- Stored records -
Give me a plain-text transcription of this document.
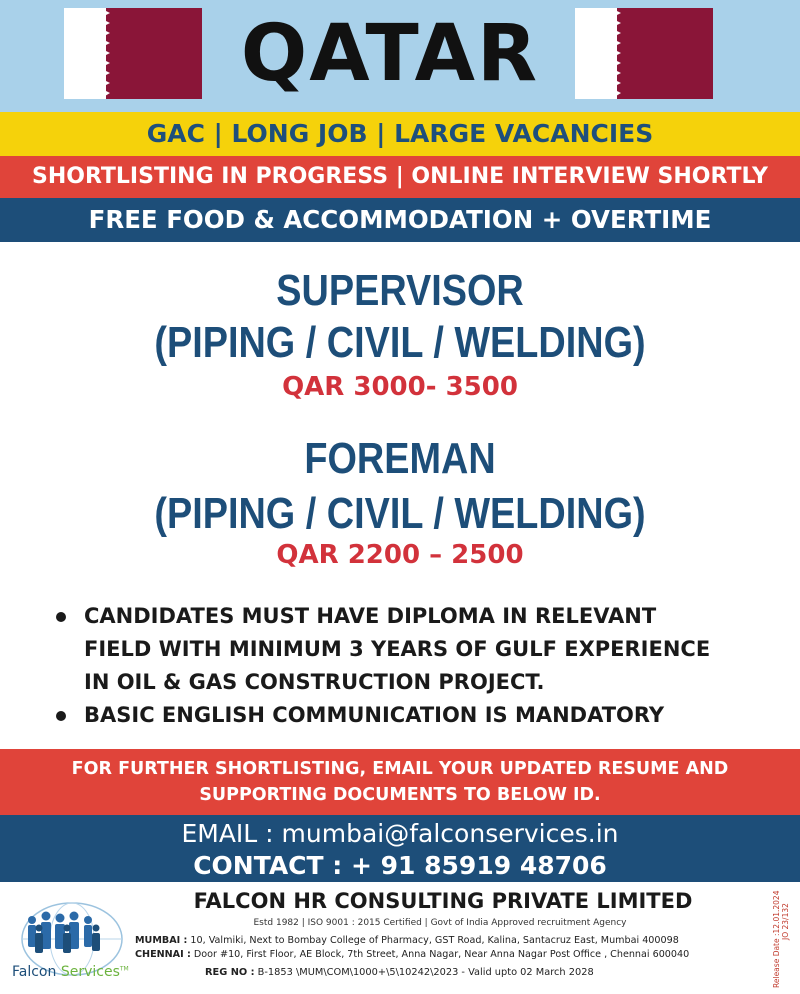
QATAR
GAC | LONG JOB | LARGE VACANCIES
SHORTLISTING IN PROGRESS | ONLINE INTERVIEW SHORTLY
FREE FOOD & ACCOMMODATION + OVERTIME
SUPERVISOR
(PIPING / CIVIL / WELDING)
QAR 3000- 3500
FOREMAN
(PIPING / CIVIL / WELDING)
QAR 2200 – 2500
CANDIDATES MUST HAVE DIPLOMA IN RELEVANT
FIELD WITH MINIMUM 3 YEARS OF GULF EXPERIENCE
IN OIL & GAS CONSTRUCTION PROJECT.
BASIC ENGLISH COMMUNICATION IS MANDATORY
FOR FURTHER SHORTLISTING, EMAIL YOUR UPDATED RESUME AND
SUPPORTING DOCUMENTS TO BELOW ID.
EMAIL : mumbai@falconservices.in
CONTACT : + 91 85919 48706
Falcon Services™
FALCON HR CONSULTING PRIVATE LIMITED
Estd 1982 | ISO 9001 : 2015 Certified | Govt of India Approved recruitment Agency
MUMBAI : 10, Valmiki, Next to Bombay College of Pharmacy, GST Road, Kalina, Santacruz East, Mumbai 400098
CHENNAI : Door #10, First Floor, AE Block, 7th Street, Anna Nagar, Near Anna Nagar Post Office , Chennai 600040
REG NO : B-1853 \MUM\COM\1000+\5\10242\2023 - Valid upto 02 March 2028	Release Date :12.01.2024 JO 23/132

- TASK DIRECTIONS -
Keep only the lines that hold the string "EMAIL", and copy them out.

- FULL OUTPUT -
FOR FURTHER SHORTLISTING, EMAIL YOUR UPDATED RESUME AND
EMAIL : mumbai@falconservices.in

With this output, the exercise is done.